┌──
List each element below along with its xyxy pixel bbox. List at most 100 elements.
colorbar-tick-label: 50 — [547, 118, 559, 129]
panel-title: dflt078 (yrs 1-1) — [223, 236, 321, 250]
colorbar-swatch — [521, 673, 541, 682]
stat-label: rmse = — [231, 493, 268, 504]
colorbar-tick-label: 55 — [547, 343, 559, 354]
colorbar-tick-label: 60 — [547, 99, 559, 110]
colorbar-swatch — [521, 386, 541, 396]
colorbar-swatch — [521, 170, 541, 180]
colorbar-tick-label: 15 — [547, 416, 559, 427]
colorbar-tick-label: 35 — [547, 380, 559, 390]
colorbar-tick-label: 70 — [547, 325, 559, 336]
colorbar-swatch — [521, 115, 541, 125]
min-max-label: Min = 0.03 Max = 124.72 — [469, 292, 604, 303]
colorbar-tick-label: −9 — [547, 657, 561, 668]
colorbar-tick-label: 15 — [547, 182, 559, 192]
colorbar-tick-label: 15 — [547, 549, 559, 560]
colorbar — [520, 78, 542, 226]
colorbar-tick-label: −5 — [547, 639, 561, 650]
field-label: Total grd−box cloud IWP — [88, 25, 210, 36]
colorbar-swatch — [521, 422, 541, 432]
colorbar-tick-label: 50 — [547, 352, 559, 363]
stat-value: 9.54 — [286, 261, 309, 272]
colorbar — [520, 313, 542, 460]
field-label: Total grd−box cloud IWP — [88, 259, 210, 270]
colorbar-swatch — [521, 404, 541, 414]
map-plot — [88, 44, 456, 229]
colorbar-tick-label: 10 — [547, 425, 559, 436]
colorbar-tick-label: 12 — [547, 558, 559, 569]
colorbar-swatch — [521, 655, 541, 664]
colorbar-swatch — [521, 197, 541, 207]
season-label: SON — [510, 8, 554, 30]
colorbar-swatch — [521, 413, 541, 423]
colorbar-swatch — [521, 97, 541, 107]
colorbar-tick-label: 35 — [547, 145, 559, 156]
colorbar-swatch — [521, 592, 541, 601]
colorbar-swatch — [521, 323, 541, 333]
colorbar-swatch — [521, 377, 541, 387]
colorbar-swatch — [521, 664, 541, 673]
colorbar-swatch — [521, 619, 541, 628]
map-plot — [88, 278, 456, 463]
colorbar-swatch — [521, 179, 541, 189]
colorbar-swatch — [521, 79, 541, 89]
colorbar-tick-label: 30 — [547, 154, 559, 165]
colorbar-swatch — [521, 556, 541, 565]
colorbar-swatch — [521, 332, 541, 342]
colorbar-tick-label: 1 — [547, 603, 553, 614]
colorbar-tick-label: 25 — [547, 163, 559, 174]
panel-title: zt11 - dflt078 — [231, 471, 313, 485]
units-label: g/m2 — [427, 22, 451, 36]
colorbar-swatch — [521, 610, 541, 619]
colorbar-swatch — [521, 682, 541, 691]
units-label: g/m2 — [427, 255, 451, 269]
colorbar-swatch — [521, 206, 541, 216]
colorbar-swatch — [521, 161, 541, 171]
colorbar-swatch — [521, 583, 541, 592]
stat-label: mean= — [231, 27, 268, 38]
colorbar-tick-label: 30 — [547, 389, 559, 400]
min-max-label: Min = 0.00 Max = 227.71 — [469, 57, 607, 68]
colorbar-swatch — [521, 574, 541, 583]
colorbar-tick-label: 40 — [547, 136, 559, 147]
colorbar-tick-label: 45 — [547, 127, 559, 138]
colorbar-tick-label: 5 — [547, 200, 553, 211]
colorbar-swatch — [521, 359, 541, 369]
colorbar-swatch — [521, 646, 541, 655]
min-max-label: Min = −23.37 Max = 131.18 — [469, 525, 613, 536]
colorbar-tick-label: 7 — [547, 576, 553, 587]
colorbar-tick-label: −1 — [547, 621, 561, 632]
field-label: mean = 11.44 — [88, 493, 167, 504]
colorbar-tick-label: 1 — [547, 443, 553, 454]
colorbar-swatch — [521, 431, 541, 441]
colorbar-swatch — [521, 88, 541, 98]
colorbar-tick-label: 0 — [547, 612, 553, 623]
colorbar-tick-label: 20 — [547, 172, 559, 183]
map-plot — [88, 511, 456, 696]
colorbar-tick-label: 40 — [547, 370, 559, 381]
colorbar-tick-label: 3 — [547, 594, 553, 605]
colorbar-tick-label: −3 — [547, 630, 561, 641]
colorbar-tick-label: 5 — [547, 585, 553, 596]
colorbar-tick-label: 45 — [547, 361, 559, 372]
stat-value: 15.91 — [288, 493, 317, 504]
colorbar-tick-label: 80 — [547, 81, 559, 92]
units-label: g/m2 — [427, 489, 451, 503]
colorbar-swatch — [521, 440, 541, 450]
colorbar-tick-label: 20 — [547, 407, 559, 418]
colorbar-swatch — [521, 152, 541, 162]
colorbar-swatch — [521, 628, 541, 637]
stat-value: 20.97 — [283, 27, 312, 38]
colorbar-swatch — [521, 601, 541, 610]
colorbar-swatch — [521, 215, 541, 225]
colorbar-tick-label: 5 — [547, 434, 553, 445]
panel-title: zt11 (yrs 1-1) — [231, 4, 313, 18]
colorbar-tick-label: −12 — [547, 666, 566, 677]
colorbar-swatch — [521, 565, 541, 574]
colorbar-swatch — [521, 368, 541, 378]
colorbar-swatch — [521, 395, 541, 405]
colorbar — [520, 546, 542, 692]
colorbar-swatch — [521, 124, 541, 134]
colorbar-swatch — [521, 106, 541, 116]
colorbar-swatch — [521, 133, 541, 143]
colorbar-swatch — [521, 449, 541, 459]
└──
◆ **SET PROBLEM**
Copy the listing above line for line, without changing anything.

◆ **RESULT OF THE EXERCISE**
List each element below along with its xyxy pixel bbox. List at most 100 elements.
colorbar-tick-label: 50 — [547, 118, 559, 129]
panel-title: dflt078 (yrs 1-1) — [223, 236, 321, 250]
colorbar-swatch — [521, 673, 541, 682]
stat-label: rmse = — [231, 493, 268, 504]
colorbar-tick-label: 55 — [547, 343, 559, 354]
colorbar-tick-label: 60 — [547, 99, 559, 110]
colorbar-swatch — [521, 386, 541, 396]
colorbar-swatch — [521, 170, 541, 180]
colorbar-tick-label: 15 — [547, 416, 559, 427]
colorbar-tick-label: 35 — [547, 380, 559, 390]
colorbar-tick-label: 70 — [547, 325, 559, 336]
colorbar-swatch — [521, 115, 541, 125]
min-max-label: Min = 0.03 Max = 124.72 — [469, 292, 604, 303]
colorbar-tick-label: −9 — [547, 657, 561, 668]
colorbar-tick-label: 15 — [547, 182, 559, 192]
colorbar-tick-label: 15 — [547, 549, 559, 560]
colorbar — [520, 78, 542, 226]
colorbar-tick-label: −5 — [547, 639, 561, 650]
field-label: Total grd−box cloud IWP — [88, 25, 210, 36]
colorbar-swatch — [521, 422, 541, 432]
colorbar-tick-label: 50 — [547, 352, 559, 363]
stat-value: 9.54 — [286, 261, 309, 272]
colorbar — [520, 313, 542, 460]
field-label: Total grd−box cloud IWP — [88, 259, 210, 270]
colorbar-swatch — [521, 404, 541, 414]
map-plot — [88, 44, 456, 229]
colorbar-tick-label: 10 — [547, 425, 559, 436]
colorbar-tick-label: 12 — [547, 558, 559, 569]
colorbar-swatch — [521, 655, 541, 664]
colorbar-swatch — [521, 197, 541, 207]
season-label: SON — [510, 8, 554, 30]
colorbar-swatch — [521, 413, 541, 423]
colorbar-swatch — [521, 97, 541, 107]
colorbar-tick-label: 35 — [547, 145, 559, 156]
colorbar-swatch — [521, 592, 541, 601]
colorbar-swatch — [521, 323, 541, 333]
colorbar-swatch — [521, 377, 541, 387]
colorbar-swatch — [521, 664, 541, 673]
colorbar-swatch — [521, 619, 541, 628]
map-plot — [88, 278, 456, 463]
colorbar-swatch — [521, 179, 541, 189]
colorbar-swatch — [521, 79, 541, 89]
colorbar-tick-label: 30 — [547, 154, 559, 165]
colorbar-swatch — [521, 556, 541, 565]
colorbar-swatch — [521, 332, 541, 342]
colorbar-tick-label: 1 — [547, 603, 553, 614]
colorbar-tick-label: 25 — [547, 163, 559, 174]
panel-title: zt11 - dflt078 — [231, 471, 313, 485]
units-label: g/m2 — [427, 22, 451, 36]
colorbar-swatch — [521, 610, 541, 619]
colorbar-swatch — [521, 682, 541, 691]
units-label: g/m2 — [427, 255, 451, 269]
colorbar-swatch — [521, 206, 541, 216]
colorbar-swatch — [521, 161, 541, 171]
colorbar-swatch — [521, 583, 541, 592]
stat-label: mean= — [231, 27, 268, 38]
colorbar-tick-label: 30 — [547, 389, 559, 400]
min-max-label: Min = 0.00 Max = 227.71 — [469, 57, 607, 68]
colorbar-swatch — [521, 574, 541, 583]
colorbar-tick-label: 40 — [547, 136, 559, 147]
colorbar-tick-label: 45 — [547, 127, 559, 138]
colorbar-tick-label: 5 — [547, 200, 553, 211]
colorbar-swatch — [521, 359, 541, 369]
colorbar-swatch — [521, 646, 541, 655]
min-max-label: Min = −23.37 Max = 131.18 — [469, 525, 613, 536]
colorbar-tick-label: 7 — [547, 576, 553, 587]
colorbar-tick-label: −1 — [547, 621, 561, 632]
field-label: mean = 11.44 — [88, 493, 167, 504]
colorbar-tick-label: 1 — [547, 443, 553, 454]
colorbar-swatch — [521, 431, 541, 441]
colorbar-swatch — [521, 88, 541, 98]
colorbar-tick-label: 0 — [547, 612, 553, 623]
colorbar-tick-label: 20 — [547, 172, 559, 183]
map-plot — [88, 511, 456, 696]
colorbar-tick-label: 40 — [547, 370, 559, 381]
colorbar-tick-label: 3 — [547, 594, 553, 605]
colorbar-tick-label: −3 — [547, 630, 561, 641]
colorbar-tick-label: 5 — [547, 585, 553, 596]
colorbar-tick-label: 45 — [547, 361, 559, 372]
stat-value: 15.91 — [288, 493, 317, 504]
colorbar-tick-label: 80 — [547, 81, 559, 92]
units-label: g/m2 — [427, 489, 451, 503]
colorbar-swatch — [521, 440, 541, 450]
colorbar-tick-label: 20 — [547, 407, 559, 418]
colorbar-swatch — [521, 152, 541, 162]
colorbar-swatch — [521, 628, 541, 637]
stat-value: 20.97 — [283, 27, 312, 38]
colorbar-swatch — [521, 601, 541, 610]
colorbar-swatch — [521, 215, 541, 225]
colorbar-tick-label: 5 — [547, 434, 553, 445]
panel-title: zt11 (yrs 1-1) — [231, 4, 313, 18]
colorbar-tick-label: −12 — [547, 666, 566, 677]
colorbar-swatch — [521, 565, 541, 574]
colorbar-swatch — [521, 368, 541, 378]
colorbar-swatch — [521, 395, 541, 405]
colorbar — [520, 546, 542, 692]
colorbar-swatch — [521, 124, 541, 134]
colorbar-swatch — [521, 106, 541, 116]
colorbar-swatch — [521, 133, 541, 143]
colorbar-swatch — [521, 449, 541, 459]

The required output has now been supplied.